» **Task**:
Among the entries that follow, tally the lines with the string "JSON". Give no more than the number.

» **Given data**:
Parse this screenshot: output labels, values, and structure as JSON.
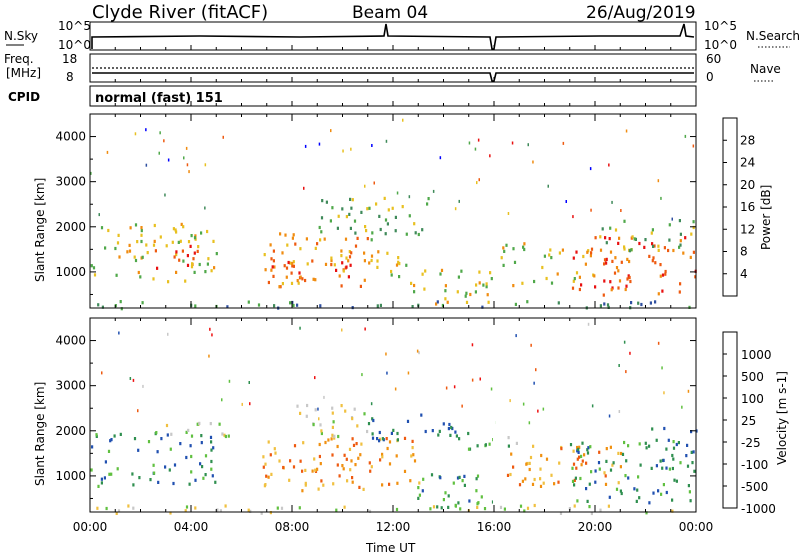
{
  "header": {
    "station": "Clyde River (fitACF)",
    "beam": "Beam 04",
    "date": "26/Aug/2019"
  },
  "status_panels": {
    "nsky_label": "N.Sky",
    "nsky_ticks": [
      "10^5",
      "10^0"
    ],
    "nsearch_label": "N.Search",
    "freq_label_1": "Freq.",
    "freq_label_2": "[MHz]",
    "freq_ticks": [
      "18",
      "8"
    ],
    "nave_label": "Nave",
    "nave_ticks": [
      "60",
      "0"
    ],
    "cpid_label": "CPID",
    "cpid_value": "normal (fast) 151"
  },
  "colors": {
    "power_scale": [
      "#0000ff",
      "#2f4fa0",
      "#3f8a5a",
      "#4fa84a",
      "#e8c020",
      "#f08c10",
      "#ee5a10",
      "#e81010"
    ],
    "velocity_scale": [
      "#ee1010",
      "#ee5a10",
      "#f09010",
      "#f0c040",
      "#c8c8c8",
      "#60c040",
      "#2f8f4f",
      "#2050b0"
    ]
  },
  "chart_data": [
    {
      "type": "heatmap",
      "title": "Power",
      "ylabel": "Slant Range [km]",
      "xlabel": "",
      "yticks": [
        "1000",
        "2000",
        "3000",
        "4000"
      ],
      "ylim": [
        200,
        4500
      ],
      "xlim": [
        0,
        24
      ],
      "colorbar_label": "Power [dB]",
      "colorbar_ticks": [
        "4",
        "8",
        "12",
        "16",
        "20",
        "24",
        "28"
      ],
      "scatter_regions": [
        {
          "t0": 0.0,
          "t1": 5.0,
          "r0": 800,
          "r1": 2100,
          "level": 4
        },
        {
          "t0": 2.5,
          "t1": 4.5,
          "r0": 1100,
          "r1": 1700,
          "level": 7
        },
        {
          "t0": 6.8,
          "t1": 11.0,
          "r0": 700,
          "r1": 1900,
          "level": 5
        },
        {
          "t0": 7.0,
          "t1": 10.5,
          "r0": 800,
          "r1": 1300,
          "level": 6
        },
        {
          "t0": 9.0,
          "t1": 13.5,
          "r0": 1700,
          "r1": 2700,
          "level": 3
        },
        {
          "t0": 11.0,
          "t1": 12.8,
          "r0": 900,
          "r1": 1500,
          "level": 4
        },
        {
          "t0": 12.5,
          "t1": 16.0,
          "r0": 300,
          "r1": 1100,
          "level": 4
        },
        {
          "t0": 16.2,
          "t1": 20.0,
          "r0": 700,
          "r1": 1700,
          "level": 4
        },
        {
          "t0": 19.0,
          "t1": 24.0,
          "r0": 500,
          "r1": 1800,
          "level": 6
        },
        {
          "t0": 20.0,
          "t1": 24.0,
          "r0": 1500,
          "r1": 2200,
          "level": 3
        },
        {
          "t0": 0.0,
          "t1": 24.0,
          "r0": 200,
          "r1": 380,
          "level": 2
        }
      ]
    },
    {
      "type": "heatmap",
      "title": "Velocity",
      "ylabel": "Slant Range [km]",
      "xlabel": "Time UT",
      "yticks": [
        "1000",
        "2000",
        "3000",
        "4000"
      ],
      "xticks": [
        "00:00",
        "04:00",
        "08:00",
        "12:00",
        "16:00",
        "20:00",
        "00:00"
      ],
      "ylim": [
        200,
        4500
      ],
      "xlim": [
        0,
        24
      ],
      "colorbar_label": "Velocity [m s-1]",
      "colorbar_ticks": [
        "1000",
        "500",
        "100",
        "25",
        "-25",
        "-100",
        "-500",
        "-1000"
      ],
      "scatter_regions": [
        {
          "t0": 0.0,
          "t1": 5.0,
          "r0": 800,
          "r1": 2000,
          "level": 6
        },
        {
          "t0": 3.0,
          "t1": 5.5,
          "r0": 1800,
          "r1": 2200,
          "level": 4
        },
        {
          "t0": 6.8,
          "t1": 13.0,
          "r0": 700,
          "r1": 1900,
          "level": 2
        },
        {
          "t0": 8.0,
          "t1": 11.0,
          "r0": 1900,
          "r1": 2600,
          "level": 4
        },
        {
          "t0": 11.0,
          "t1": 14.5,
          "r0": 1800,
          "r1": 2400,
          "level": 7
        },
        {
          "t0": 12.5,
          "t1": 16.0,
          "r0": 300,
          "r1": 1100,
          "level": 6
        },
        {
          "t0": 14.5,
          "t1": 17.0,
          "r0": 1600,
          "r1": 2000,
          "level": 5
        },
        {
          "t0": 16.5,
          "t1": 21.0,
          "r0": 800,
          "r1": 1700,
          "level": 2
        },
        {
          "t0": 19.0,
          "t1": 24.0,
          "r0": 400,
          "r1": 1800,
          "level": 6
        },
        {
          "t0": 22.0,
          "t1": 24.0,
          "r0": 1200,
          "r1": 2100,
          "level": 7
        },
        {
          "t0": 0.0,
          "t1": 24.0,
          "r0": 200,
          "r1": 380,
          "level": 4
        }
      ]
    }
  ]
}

---

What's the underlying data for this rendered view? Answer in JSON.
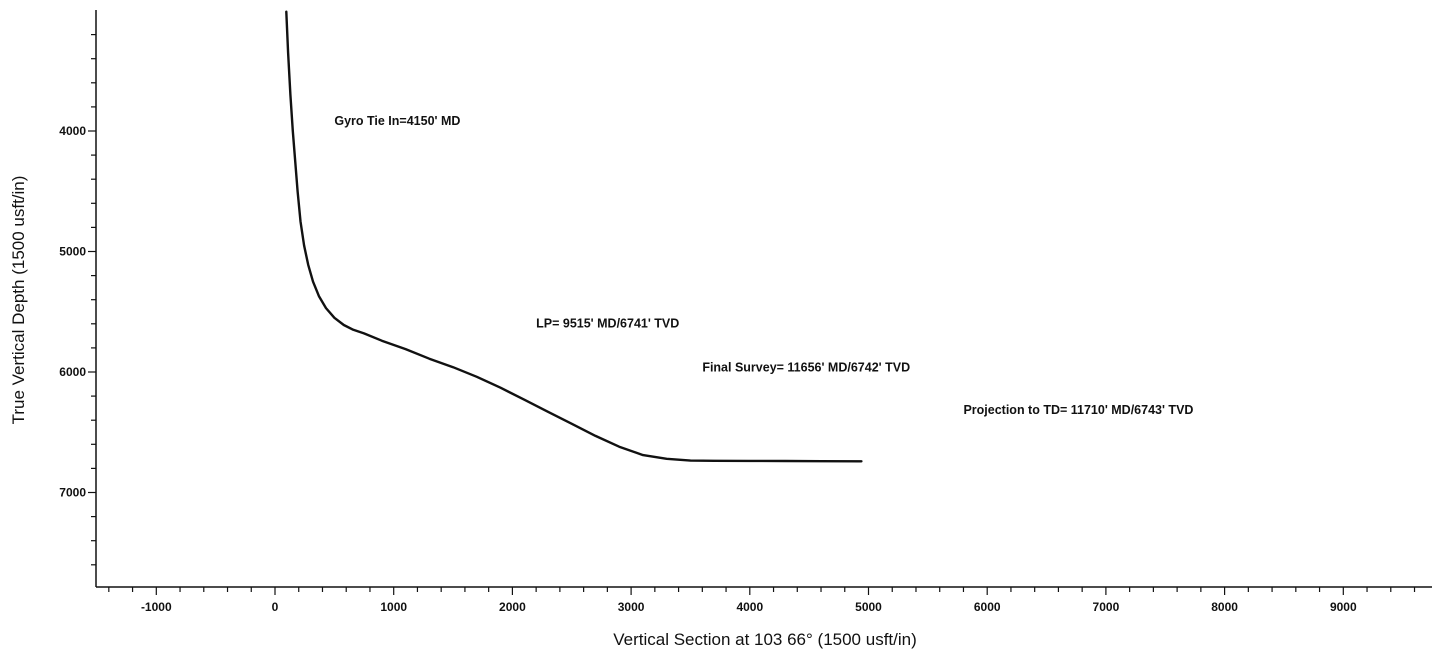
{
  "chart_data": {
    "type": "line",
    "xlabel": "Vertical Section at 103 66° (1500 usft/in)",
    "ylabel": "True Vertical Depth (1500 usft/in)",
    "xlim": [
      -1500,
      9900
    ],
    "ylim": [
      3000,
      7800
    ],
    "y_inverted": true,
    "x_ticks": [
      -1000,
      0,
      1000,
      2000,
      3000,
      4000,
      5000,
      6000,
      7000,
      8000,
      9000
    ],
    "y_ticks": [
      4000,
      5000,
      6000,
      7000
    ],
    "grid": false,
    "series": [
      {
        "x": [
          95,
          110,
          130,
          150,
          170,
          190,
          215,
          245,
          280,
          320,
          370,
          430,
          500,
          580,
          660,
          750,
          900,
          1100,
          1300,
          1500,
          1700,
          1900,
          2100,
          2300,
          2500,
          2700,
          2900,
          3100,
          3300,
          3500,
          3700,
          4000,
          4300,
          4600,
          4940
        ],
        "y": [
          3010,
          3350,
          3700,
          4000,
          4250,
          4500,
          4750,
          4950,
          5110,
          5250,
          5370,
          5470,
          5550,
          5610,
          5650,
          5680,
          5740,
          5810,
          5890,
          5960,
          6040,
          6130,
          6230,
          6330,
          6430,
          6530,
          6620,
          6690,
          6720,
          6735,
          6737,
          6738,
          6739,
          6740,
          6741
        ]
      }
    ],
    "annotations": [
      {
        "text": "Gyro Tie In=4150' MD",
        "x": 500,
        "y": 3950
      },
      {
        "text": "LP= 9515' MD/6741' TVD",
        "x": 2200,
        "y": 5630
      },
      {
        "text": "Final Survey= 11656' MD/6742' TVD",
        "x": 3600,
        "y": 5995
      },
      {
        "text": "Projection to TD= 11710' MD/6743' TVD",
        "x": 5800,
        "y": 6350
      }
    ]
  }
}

* * *

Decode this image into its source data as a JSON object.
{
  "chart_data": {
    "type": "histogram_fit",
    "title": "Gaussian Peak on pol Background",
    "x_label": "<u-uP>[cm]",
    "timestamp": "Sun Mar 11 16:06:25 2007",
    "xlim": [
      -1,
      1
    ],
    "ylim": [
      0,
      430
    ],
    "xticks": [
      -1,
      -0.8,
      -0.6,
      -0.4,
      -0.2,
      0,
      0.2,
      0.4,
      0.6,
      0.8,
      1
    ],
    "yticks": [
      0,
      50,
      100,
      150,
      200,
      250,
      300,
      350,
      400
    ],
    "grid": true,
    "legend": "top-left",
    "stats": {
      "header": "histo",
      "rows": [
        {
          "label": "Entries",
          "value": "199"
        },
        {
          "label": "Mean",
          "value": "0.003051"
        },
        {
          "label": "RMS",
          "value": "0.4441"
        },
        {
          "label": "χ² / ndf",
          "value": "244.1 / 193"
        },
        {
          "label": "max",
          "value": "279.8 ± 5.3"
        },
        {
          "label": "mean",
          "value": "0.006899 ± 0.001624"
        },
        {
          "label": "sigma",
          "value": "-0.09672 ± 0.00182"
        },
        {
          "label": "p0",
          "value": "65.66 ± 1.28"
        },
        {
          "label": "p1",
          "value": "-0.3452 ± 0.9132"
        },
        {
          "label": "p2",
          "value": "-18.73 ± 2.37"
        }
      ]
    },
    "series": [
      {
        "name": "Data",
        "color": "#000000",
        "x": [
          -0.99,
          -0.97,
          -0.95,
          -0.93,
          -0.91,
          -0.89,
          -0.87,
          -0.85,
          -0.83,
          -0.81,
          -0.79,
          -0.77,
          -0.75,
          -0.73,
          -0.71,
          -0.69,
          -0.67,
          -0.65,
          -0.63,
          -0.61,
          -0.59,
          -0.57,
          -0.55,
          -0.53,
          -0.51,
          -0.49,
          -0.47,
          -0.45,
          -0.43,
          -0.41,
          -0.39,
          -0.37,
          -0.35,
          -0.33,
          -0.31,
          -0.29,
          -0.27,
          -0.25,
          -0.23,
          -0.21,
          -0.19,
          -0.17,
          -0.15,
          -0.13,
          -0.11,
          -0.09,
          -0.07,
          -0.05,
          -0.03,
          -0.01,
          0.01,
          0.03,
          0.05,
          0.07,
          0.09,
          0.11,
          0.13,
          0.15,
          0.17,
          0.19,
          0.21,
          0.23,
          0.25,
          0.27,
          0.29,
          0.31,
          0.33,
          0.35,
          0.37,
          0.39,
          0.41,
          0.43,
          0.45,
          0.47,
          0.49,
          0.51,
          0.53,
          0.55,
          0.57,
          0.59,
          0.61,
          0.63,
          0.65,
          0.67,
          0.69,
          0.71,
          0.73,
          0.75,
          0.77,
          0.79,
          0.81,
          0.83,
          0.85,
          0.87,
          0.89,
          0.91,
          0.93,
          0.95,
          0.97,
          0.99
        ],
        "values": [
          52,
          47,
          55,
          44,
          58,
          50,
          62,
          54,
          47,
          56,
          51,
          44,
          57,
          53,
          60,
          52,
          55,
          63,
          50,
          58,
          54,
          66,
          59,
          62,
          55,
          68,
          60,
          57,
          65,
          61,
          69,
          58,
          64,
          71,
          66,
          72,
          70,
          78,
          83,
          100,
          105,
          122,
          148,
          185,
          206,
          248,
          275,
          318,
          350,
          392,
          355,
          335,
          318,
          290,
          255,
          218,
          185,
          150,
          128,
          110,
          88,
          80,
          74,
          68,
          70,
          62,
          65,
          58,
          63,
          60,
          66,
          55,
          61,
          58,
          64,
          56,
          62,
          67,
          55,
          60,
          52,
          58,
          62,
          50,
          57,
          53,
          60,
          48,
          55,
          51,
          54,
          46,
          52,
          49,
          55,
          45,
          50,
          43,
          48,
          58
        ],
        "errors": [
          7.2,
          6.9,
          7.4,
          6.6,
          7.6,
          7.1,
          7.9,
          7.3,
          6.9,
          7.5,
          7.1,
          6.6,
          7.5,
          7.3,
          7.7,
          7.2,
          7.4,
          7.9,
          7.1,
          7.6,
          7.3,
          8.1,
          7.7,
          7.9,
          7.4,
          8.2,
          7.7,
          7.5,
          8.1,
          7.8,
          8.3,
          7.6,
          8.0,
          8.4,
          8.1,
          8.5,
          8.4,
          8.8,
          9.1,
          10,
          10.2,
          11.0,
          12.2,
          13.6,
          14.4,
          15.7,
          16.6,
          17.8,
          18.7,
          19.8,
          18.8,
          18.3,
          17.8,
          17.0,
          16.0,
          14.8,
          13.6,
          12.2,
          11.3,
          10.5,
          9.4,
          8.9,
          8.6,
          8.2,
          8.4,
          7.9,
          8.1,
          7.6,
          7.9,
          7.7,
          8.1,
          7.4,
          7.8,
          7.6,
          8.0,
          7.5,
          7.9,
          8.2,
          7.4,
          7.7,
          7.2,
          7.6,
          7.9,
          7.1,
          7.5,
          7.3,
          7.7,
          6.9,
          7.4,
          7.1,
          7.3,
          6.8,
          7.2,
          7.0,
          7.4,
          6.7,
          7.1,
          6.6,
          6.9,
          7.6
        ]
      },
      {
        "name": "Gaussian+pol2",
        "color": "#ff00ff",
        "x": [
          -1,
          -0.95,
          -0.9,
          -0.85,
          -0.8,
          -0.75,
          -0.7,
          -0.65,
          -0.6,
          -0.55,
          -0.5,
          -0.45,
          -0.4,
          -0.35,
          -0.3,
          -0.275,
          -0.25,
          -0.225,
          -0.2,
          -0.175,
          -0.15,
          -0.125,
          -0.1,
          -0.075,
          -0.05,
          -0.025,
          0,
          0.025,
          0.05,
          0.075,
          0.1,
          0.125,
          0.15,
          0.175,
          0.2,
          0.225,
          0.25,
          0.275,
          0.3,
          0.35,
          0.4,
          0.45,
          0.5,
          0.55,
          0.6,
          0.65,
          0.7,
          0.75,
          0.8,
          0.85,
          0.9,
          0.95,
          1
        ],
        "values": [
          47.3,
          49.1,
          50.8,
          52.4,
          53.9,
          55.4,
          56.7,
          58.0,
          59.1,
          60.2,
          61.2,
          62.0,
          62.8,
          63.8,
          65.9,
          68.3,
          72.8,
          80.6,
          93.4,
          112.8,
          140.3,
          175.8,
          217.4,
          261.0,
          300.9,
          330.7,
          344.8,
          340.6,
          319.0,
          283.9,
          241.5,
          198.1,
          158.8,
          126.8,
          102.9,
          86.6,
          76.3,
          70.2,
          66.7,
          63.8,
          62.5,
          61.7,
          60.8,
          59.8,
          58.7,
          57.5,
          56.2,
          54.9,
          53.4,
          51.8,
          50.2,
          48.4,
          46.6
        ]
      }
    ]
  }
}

» **Exercise output**:
3